**Supplied entries:**
● ● ● ●

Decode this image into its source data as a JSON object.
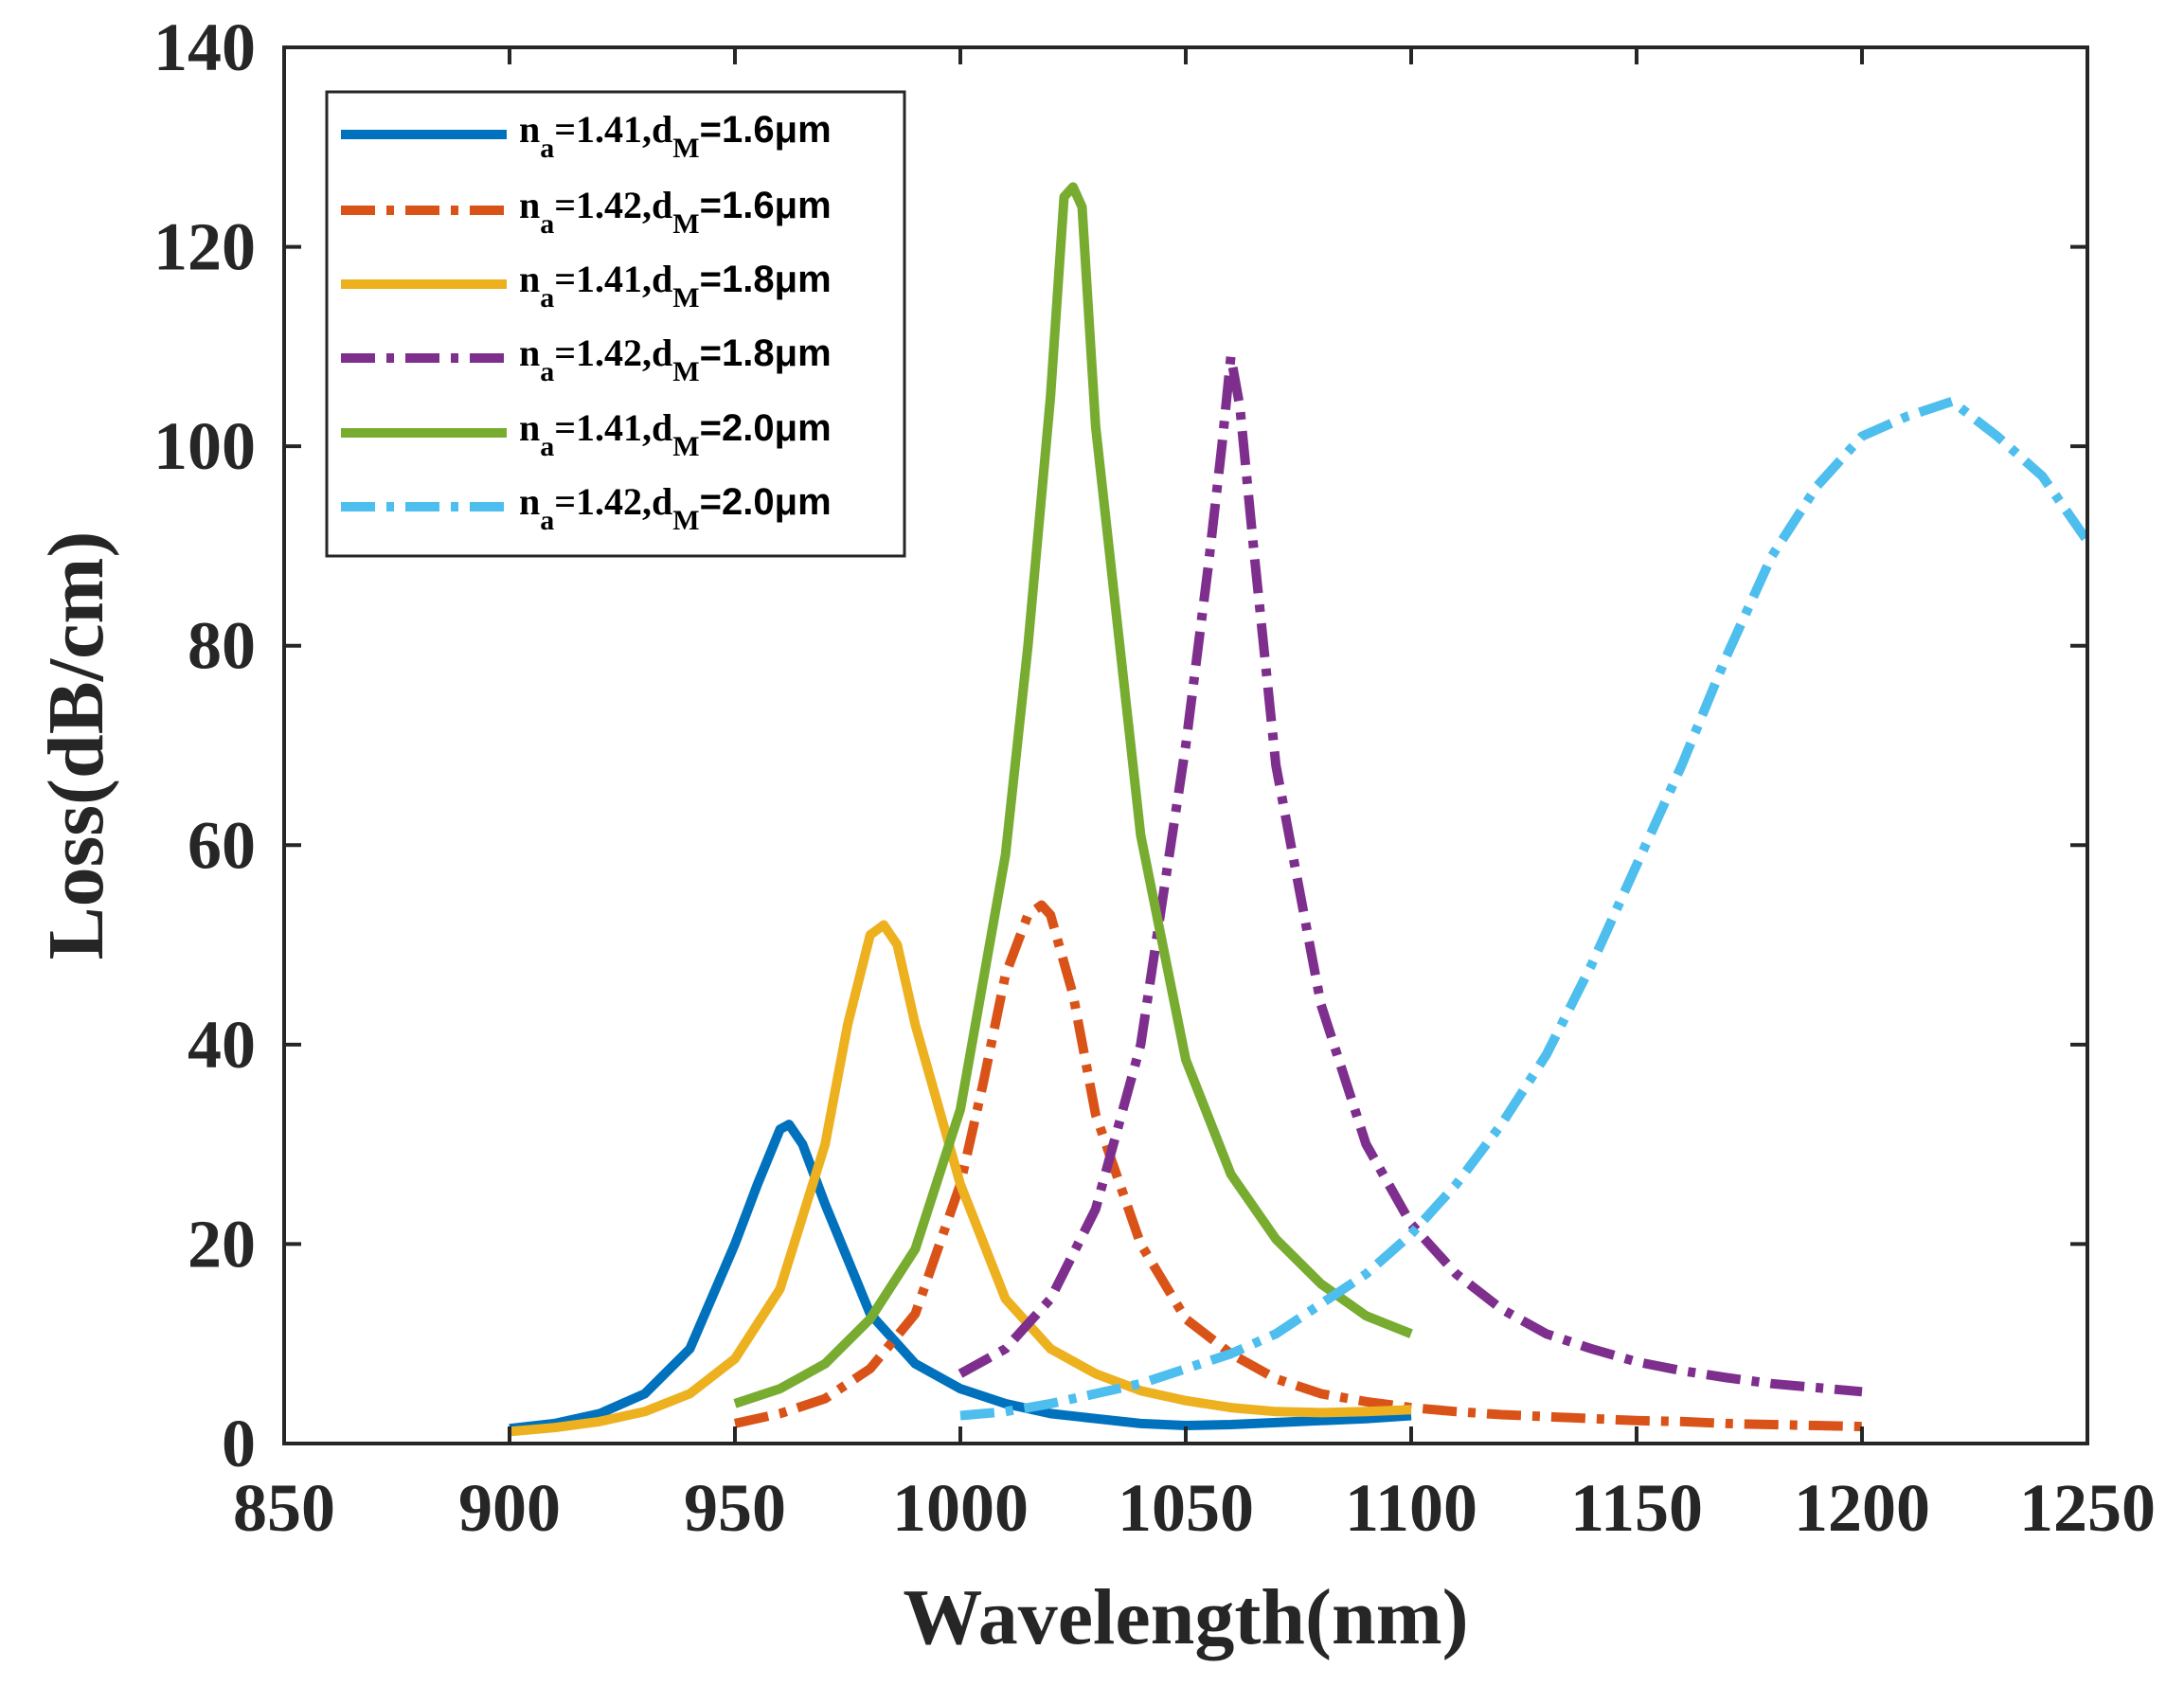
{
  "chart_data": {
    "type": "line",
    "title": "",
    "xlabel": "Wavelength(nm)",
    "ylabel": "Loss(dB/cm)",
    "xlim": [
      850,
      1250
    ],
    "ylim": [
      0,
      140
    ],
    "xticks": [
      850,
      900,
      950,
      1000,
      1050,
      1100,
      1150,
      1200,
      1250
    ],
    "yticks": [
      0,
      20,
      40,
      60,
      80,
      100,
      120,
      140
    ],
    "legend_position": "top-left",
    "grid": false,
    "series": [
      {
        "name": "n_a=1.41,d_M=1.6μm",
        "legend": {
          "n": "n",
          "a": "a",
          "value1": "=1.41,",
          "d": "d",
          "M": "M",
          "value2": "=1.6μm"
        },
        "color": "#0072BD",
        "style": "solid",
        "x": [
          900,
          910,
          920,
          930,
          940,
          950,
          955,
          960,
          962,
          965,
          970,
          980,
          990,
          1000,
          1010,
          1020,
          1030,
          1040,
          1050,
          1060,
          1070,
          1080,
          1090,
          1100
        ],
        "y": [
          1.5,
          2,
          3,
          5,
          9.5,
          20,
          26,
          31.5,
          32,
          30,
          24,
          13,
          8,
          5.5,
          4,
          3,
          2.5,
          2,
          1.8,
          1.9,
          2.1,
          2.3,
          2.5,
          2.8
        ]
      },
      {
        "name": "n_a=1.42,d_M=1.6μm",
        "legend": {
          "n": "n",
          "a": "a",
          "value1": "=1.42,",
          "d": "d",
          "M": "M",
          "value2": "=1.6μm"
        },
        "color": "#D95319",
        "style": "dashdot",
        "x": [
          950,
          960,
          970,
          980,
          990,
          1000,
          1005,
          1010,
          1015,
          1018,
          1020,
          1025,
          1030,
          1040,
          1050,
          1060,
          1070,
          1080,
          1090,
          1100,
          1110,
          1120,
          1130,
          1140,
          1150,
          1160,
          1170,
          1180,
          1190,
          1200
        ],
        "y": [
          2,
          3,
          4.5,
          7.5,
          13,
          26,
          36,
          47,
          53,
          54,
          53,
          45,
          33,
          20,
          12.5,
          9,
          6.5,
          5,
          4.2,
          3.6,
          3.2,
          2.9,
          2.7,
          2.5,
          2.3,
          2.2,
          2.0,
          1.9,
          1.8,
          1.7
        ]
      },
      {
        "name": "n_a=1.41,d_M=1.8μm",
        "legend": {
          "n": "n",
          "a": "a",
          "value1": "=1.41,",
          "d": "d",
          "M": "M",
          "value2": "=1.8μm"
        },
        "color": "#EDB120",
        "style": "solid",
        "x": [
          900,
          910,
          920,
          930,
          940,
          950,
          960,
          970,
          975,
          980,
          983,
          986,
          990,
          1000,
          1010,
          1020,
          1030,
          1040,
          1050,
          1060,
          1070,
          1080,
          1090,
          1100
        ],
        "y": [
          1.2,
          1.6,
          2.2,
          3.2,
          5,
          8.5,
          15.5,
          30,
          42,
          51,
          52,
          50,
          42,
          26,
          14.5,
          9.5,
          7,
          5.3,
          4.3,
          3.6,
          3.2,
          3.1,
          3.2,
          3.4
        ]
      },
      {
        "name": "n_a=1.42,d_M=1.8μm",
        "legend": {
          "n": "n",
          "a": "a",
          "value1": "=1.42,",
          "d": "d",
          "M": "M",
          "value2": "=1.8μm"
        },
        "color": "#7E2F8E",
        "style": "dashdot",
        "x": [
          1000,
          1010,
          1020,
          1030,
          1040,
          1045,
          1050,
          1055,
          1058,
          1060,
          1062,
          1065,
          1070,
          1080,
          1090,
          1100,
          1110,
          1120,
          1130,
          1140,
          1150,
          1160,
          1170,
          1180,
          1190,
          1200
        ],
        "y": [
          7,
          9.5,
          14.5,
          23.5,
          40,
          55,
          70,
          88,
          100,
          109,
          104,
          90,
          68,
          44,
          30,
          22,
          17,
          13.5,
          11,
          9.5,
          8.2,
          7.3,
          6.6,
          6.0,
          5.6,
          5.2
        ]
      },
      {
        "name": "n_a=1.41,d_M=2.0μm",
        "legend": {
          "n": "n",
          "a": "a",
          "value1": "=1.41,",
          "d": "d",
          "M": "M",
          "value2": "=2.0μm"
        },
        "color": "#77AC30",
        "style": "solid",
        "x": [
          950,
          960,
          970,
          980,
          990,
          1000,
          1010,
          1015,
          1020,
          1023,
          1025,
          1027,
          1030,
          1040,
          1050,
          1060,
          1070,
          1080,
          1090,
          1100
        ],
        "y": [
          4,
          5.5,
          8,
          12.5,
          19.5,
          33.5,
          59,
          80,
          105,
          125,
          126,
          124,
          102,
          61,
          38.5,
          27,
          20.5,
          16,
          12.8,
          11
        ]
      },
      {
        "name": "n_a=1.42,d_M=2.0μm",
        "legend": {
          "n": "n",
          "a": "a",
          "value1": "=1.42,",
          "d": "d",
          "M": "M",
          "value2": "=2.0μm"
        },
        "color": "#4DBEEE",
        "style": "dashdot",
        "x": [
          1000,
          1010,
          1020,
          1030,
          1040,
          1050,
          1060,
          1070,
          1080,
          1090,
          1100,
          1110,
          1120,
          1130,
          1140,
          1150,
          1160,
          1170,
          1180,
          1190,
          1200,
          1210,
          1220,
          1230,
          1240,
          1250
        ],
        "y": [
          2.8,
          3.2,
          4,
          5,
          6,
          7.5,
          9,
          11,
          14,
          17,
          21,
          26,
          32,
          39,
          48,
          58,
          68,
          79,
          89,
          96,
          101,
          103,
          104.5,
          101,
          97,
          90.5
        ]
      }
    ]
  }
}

● ● ● ●

**Exercise description:** Identify and extract each line of the listing that contains "name".

**Solved problem:**
        "name": "n_a=1.41,d_M=1.6μm",
        "name": "n_a=1.42,d_M=1.6μm",
        "name": "n_a=1.41,d_M=1.8μm",
        "name": "n_a=1.42,d_M=1.8μm",
        "name": "n_a=1.41,d_M=2.0μm",
        "name": "n_a=1.42,d_M=2.0μm",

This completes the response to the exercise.